═══ RECORDS FOR THE EXERCISE ═══
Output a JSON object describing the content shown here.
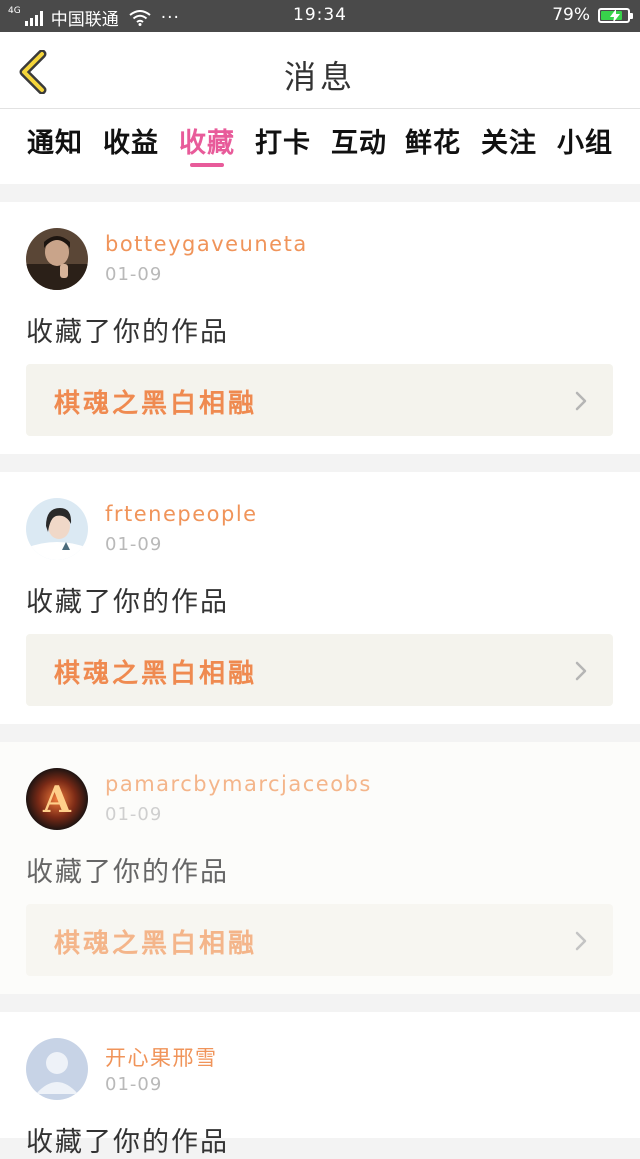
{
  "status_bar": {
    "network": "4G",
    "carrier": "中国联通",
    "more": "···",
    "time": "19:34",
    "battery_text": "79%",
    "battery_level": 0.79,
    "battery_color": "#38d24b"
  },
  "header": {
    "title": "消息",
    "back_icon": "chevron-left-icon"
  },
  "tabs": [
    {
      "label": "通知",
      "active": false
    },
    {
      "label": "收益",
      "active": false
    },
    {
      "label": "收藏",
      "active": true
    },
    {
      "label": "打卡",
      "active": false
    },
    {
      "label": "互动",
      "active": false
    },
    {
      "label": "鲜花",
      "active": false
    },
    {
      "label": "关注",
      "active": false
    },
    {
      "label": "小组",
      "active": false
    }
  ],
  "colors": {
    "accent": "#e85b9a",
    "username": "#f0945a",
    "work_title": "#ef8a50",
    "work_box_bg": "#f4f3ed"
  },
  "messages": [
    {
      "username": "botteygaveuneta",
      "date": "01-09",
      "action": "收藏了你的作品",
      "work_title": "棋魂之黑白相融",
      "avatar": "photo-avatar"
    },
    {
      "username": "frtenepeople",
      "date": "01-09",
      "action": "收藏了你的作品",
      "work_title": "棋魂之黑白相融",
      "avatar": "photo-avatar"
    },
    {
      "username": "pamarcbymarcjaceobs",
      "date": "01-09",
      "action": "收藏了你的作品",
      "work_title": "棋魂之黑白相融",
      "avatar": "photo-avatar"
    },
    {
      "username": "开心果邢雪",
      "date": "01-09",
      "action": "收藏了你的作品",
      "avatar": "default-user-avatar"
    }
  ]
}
═══
• GIVEN REQUEST:
Set down all the data again exactly as above, pictures excluded.

• TASK RESPONSE:
Output a JSON object describing the content shown here.
{
  "status_bar": {
    "network": "4G",
    "carrier": "中国联通",
    "more": "···",
    "time": "19:34",
    "battery_text": "79%",
    "battery_level": 0.79,
    "battery_color": "#38d24b"
  },
  "header": {
    "title": "消息",
    "back_icon": "chevron-left-icon"
  },
  "tabs": [
    {
      "label": "通知",
      "active": false
    },
    {
      "label": "收益",
      "active": false
    },
    {
      "label": "收藏",
      "active": true
    },
    {
      "label": "打卡",
      "active": false
    },
    {
      "label": "互动",
      "active": false
    },
    {
      "label": "鲜花",
      "active": false
    },
    {
      "label": "关注",
      "active": false
    },
    {
      "label": "小组",
      "active": false
    }
  ],
  "colors": {
    "accent": "#e85b9a",
    "username": "#f0945a",
    "work_title": "#ef8a50",
    "work_box_bg": "#f4f3ed"
  },
  "messages": [
    {
      "username": "botteygaveuneta",
      "date": "01-09",
      "action": "收藏了你的作品",
      "work_title": "棋魂之黑白相融",
      "avatar": "photo-avatar"
    },
    {
      "username": "frtenepeople",
      "date": "01-09",
      "action": "收藏了你的作品",
      "work_title": "棋魂之黑白相融",
      "avatar": "photo-avatar"
    },
    {
      "username": "pamarcbymarcjaceobs",
      "date": "01-09",
      "action": "收藏了你的作品",
      "work_title": "棋魂之黑白相融",
      "avatar": "photo-avatar"
    },
    {
      "username": "开心果邢雪",
      "date": "01-09",
      "action": "收藏了你的作品",
      "avatar": "default-user-avatar"
    }
  ]
}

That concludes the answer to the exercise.